Task description:
Only the number is needed: how many lines of the records include "xlabel"?

Dataset entries:
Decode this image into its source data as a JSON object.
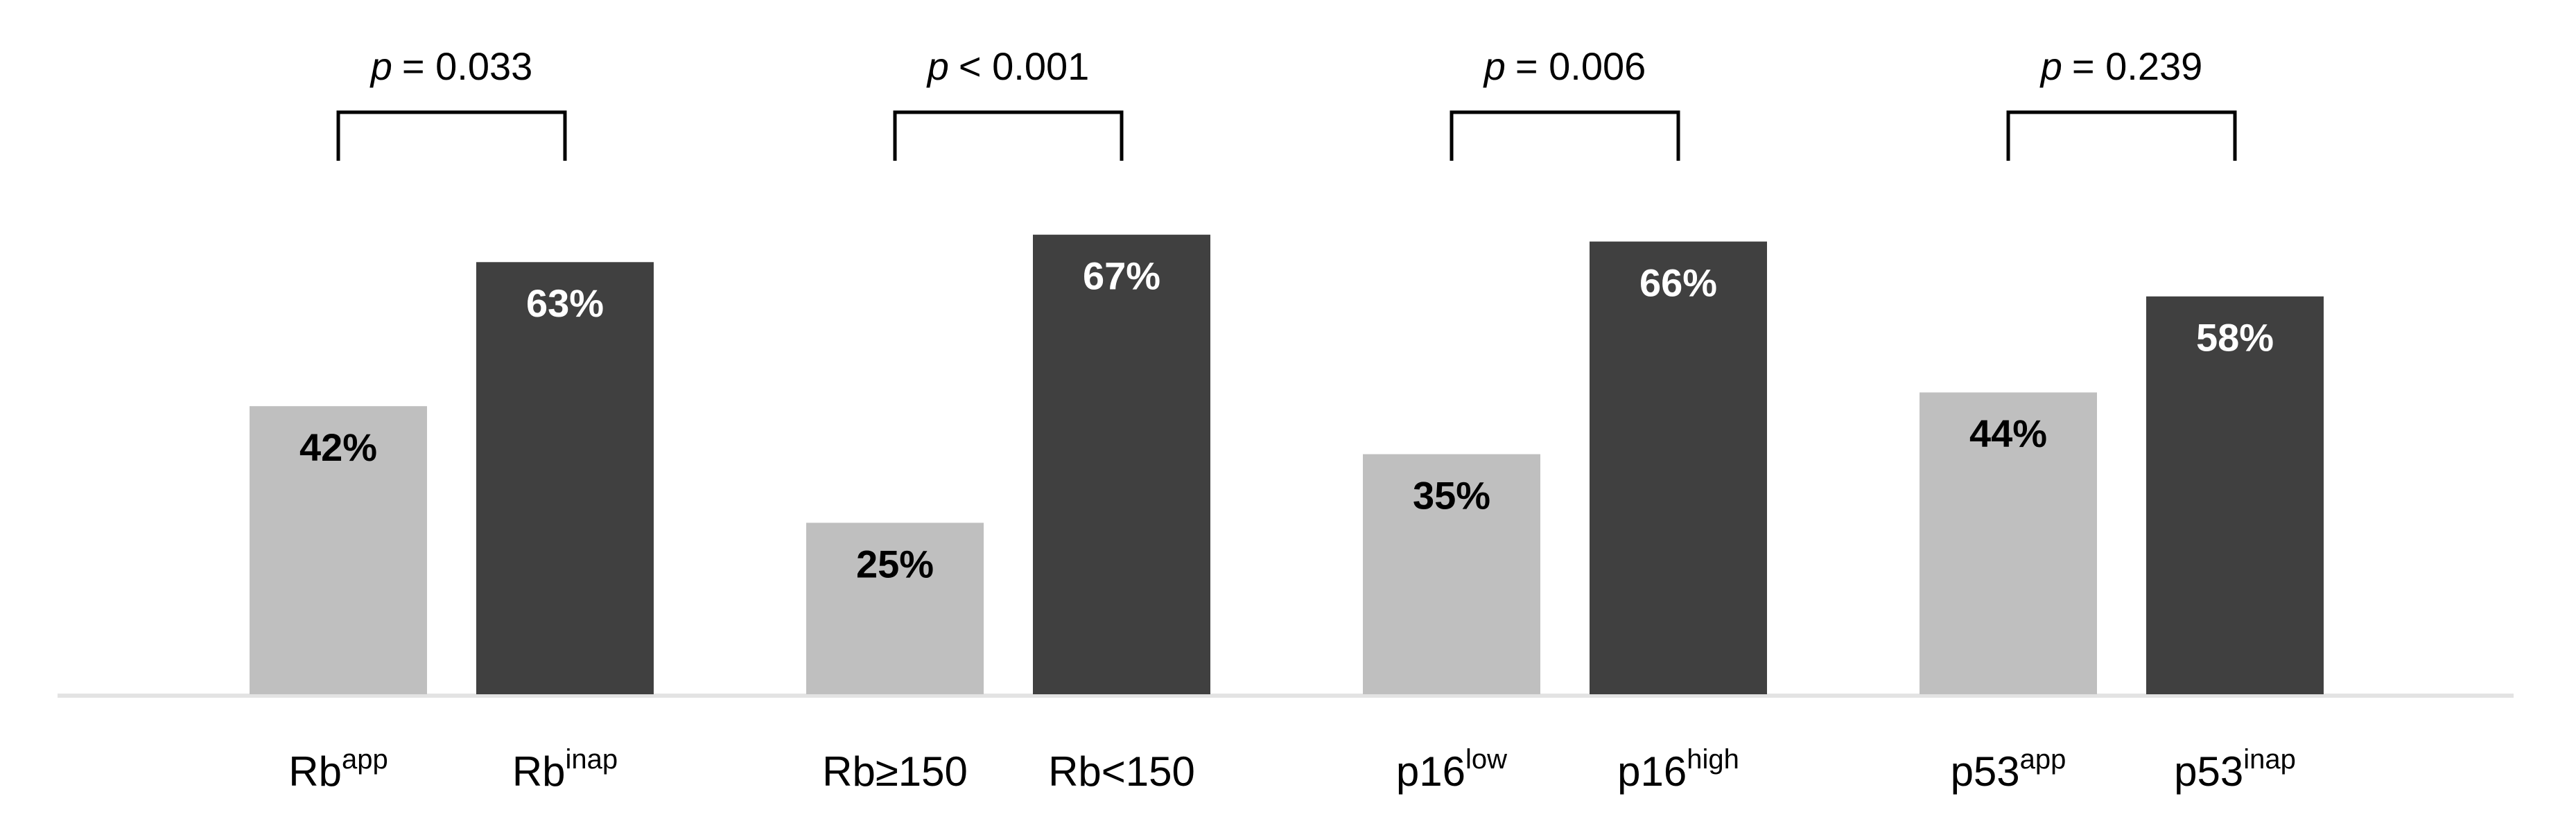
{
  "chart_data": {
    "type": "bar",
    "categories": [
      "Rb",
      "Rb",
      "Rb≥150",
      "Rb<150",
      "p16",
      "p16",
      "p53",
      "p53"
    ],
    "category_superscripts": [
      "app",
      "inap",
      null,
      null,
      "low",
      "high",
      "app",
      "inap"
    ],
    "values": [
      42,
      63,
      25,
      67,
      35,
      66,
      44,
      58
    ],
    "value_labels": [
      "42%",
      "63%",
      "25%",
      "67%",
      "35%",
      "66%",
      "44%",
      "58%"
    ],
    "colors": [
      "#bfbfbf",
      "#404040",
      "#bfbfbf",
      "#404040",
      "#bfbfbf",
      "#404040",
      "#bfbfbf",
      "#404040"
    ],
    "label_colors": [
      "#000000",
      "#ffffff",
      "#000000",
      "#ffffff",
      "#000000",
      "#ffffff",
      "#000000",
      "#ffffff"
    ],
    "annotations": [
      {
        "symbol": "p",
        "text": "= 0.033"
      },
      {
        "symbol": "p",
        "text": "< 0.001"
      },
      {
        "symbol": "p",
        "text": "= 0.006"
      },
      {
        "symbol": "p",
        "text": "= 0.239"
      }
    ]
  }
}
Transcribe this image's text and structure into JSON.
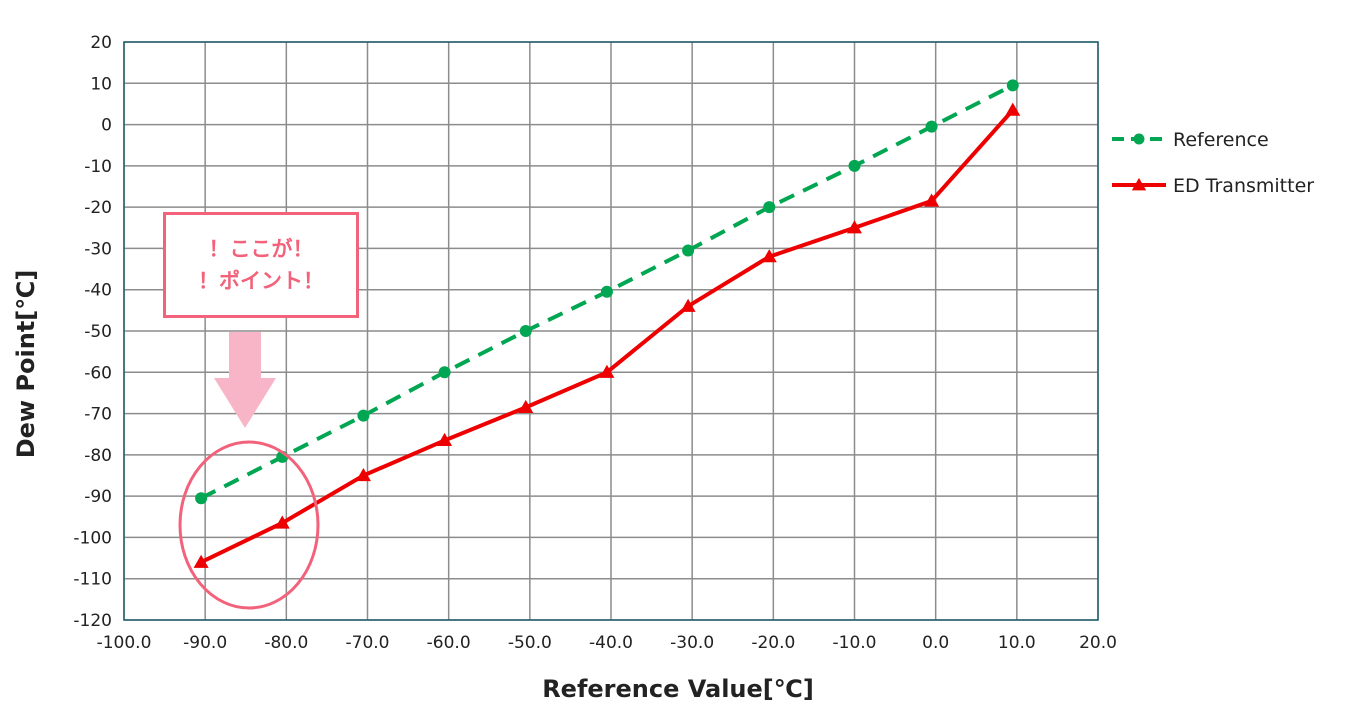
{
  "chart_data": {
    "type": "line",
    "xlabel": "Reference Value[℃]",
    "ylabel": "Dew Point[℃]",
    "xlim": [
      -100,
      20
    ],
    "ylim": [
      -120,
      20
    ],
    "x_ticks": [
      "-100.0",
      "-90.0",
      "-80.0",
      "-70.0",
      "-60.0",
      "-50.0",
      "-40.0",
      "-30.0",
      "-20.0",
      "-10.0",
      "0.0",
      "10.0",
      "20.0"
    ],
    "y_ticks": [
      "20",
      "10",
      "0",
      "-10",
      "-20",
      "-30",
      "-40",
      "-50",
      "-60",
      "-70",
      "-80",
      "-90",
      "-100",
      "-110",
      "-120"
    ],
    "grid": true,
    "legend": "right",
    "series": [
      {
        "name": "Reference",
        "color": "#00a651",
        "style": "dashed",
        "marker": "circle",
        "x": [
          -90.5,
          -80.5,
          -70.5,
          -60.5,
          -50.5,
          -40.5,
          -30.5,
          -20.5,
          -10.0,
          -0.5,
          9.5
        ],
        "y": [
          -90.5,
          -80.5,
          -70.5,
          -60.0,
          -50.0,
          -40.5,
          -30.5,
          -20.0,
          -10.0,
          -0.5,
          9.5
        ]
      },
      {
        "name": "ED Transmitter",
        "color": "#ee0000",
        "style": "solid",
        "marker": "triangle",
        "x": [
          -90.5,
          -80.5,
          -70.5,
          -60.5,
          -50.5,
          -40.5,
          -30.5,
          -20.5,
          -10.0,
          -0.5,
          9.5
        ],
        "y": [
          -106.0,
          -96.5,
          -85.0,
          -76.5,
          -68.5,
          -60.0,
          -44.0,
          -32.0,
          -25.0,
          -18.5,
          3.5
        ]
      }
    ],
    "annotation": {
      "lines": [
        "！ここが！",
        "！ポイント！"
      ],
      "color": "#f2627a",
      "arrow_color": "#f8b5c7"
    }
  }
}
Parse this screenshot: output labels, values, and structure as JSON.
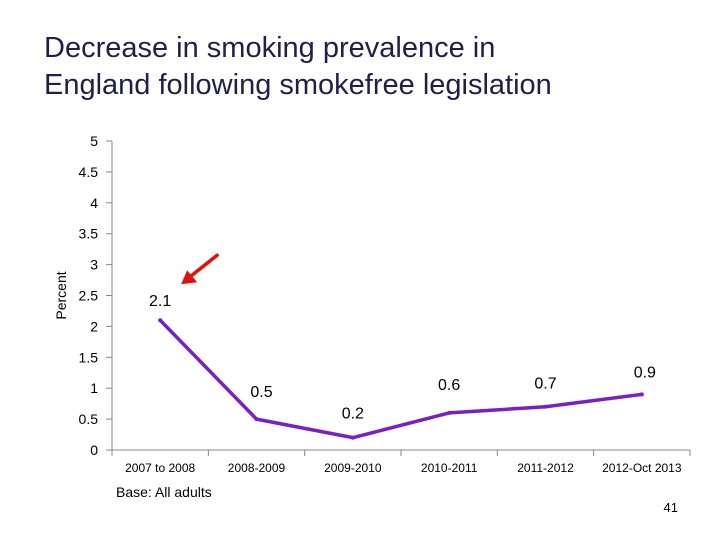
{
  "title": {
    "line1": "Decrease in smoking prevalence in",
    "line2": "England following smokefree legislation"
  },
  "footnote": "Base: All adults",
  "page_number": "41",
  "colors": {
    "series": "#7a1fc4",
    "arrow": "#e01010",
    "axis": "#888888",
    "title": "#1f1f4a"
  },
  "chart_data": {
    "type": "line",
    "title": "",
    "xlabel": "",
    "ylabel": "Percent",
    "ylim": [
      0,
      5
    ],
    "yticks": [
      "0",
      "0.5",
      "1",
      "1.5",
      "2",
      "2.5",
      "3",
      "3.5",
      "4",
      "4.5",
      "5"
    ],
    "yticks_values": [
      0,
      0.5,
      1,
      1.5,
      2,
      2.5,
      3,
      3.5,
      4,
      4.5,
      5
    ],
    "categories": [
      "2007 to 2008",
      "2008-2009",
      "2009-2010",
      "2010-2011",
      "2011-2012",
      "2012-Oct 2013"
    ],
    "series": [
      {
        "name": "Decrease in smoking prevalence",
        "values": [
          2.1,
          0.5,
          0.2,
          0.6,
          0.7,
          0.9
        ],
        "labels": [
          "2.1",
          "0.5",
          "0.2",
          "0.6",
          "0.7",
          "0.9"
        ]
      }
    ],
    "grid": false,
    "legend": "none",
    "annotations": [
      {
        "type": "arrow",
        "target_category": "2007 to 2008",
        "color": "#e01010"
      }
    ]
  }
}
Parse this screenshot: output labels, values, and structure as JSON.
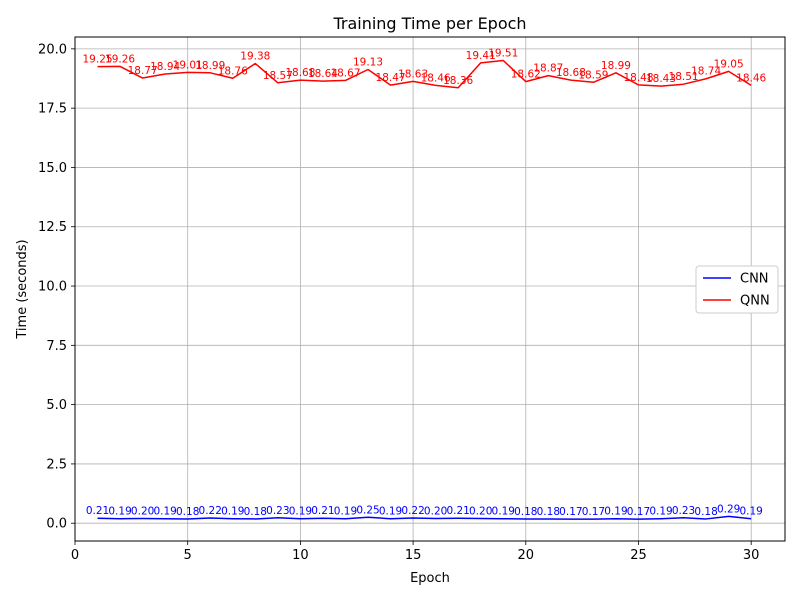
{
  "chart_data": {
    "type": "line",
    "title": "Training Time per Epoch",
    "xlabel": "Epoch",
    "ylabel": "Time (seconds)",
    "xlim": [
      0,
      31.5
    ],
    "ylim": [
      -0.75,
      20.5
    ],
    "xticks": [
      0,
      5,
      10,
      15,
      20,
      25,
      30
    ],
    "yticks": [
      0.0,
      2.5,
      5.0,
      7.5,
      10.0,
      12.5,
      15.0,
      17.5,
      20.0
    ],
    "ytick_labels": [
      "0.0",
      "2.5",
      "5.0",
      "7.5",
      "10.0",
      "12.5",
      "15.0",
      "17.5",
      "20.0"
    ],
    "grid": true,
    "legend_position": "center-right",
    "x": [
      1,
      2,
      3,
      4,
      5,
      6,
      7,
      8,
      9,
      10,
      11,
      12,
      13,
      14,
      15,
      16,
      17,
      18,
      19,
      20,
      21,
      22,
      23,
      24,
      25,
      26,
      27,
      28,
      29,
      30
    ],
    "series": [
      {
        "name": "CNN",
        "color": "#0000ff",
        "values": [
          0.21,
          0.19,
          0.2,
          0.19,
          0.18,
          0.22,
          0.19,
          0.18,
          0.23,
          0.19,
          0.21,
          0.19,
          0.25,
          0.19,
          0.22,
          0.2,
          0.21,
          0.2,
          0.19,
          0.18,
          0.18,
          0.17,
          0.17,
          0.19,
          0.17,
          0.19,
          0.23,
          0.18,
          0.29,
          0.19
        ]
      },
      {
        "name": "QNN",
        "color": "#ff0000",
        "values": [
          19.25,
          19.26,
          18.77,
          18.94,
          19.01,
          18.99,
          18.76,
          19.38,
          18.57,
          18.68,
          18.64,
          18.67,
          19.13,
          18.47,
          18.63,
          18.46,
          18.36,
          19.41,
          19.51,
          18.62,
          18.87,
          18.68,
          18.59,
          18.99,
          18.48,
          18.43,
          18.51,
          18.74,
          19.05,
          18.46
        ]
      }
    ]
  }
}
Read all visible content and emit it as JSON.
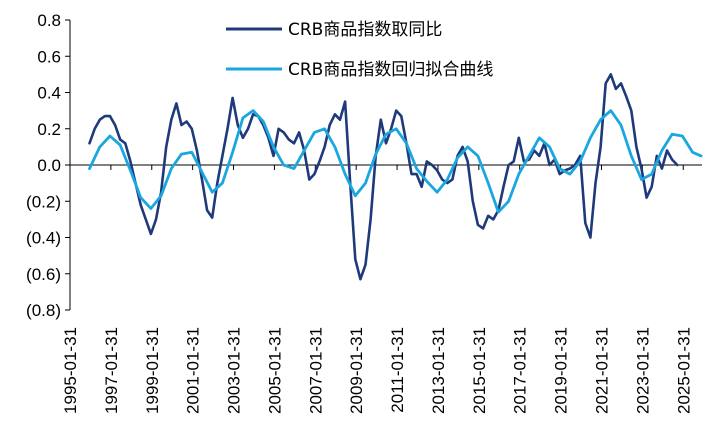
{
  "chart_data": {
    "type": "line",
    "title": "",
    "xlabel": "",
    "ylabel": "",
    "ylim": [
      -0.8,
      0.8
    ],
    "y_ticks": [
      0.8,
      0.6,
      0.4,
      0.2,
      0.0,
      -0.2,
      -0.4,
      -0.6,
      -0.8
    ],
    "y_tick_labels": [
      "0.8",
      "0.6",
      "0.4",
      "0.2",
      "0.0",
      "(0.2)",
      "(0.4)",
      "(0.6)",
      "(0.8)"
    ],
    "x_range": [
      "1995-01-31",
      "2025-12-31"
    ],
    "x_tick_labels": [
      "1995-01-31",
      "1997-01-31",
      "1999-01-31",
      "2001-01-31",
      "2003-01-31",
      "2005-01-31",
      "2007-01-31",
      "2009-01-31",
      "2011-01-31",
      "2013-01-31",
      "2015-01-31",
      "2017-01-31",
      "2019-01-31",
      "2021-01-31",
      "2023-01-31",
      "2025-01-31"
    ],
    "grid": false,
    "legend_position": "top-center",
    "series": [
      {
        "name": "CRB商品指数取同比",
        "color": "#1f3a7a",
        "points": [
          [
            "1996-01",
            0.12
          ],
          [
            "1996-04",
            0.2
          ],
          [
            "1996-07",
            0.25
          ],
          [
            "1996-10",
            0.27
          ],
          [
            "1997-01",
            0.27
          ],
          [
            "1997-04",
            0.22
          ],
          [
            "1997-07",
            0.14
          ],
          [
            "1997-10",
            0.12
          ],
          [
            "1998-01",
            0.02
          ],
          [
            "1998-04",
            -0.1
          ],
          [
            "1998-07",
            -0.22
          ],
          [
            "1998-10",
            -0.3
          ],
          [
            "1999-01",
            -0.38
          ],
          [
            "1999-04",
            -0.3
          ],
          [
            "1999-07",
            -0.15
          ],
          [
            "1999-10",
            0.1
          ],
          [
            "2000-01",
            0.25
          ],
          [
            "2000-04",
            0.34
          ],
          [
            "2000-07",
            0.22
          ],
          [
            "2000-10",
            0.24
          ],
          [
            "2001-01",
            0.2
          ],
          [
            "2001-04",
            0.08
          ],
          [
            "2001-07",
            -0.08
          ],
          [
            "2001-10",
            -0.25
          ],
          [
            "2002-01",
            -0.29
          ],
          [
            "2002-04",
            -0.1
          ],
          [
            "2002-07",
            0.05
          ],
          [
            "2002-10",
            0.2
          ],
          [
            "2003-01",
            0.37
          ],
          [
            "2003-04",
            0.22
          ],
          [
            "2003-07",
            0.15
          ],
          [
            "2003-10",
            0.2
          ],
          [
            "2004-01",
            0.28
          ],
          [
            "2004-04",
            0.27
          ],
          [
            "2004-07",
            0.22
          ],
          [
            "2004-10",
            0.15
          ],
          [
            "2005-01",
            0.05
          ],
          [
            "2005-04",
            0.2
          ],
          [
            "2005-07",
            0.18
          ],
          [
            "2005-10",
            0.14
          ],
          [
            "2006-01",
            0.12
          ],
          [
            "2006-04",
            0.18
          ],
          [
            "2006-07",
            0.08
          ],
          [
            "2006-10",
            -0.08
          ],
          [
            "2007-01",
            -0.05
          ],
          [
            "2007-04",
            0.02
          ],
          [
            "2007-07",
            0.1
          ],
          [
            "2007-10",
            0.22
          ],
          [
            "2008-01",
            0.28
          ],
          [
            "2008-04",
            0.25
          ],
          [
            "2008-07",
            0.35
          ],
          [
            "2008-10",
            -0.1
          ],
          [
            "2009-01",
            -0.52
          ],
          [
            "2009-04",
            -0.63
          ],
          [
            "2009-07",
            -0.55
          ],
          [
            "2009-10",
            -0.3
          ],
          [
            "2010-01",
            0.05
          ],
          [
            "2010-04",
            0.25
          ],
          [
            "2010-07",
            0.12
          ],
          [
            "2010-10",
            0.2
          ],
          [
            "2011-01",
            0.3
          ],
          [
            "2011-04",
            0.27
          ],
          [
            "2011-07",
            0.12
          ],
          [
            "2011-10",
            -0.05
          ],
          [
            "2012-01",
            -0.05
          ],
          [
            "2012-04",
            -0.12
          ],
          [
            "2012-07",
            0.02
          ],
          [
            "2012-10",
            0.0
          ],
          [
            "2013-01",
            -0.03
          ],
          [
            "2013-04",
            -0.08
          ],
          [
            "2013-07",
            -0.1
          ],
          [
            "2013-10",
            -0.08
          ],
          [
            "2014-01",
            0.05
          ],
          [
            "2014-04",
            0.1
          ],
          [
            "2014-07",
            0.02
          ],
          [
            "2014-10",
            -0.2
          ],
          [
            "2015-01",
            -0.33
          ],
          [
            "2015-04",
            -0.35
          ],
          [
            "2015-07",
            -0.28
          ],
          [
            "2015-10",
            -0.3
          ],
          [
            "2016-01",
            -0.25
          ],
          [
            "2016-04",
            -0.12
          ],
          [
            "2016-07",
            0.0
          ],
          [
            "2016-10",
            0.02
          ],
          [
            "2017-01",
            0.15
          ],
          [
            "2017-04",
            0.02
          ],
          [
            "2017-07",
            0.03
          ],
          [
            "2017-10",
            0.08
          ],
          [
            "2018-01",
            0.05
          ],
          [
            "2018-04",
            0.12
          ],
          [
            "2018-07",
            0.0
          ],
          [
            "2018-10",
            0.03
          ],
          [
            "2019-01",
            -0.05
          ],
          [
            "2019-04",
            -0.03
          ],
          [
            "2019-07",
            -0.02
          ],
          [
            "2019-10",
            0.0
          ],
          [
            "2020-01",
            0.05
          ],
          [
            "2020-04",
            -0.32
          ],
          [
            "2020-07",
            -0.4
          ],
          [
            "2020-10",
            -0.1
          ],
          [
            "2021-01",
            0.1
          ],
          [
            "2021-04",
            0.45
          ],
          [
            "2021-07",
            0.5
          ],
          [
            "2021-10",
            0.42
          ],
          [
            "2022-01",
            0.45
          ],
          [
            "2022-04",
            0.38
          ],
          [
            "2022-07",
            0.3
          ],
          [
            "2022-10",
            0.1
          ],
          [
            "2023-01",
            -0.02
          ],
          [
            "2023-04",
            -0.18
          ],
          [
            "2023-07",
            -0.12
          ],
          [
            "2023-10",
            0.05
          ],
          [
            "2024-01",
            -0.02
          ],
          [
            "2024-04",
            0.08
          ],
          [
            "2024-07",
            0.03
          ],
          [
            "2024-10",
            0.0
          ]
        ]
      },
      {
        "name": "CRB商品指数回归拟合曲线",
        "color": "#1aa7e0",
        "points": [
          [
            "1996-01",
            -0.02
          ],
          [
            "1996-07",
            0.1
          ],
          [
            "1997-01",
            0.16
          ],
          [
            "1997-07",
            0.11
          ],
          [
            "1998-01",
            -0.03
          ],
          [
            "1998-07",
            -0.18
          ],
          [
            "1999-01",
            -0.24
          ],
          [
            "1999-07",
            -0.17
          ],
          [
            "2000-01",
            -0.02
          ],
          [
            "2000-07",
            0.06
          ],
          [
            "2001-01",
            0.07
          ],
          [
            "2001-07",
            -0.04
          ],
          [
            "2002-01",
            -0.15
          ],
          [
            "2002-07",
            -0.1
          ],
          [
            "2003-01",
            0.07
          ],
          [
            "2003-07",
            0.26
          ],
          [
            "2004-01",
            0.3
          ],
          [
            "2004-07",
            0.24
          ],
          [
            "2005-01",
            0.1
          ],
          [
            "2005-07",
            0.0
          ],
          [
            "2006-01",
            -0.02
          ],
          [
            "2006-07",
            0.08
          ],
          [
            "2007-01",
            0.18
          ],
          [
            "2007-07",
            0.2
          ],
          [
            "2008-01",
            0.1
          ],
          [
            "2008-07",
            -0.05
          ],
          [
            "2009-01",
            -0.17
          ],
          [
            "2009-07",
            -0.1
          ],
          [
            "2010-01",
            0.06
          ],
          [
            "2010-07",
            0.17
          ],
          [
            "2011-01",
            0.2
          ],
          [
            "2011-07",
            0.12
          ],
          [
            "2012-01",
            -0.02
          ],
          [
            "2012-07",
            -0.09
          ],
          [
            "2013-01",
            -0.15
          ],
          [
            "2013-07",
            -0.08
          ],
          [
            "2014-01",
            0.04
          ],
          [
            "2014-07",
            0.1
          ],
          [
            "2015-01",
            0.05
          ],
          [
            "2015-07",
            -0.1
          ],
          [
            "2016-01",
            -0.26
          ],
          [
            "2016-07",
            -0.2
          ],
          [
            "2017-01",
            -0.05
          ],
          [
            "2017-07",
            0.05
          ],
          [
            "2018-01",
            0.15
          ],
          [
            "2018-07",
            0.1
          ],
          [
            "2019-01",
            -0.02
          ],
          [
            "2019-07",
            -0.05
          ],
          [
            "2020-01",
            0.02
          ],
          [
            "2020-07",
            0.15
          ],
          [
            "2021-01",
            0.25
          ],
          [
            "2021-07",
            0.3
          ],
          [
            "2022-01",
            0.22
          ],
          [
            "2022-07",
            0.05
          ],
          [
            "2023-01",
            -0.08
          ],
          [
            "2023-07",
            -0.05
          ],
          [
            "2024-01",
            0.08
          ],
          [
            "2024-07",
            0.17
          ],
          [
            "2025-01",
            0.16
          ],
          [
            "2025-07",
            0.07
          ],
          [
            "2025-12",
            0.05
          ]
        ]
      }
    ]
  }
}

Output for this task:
4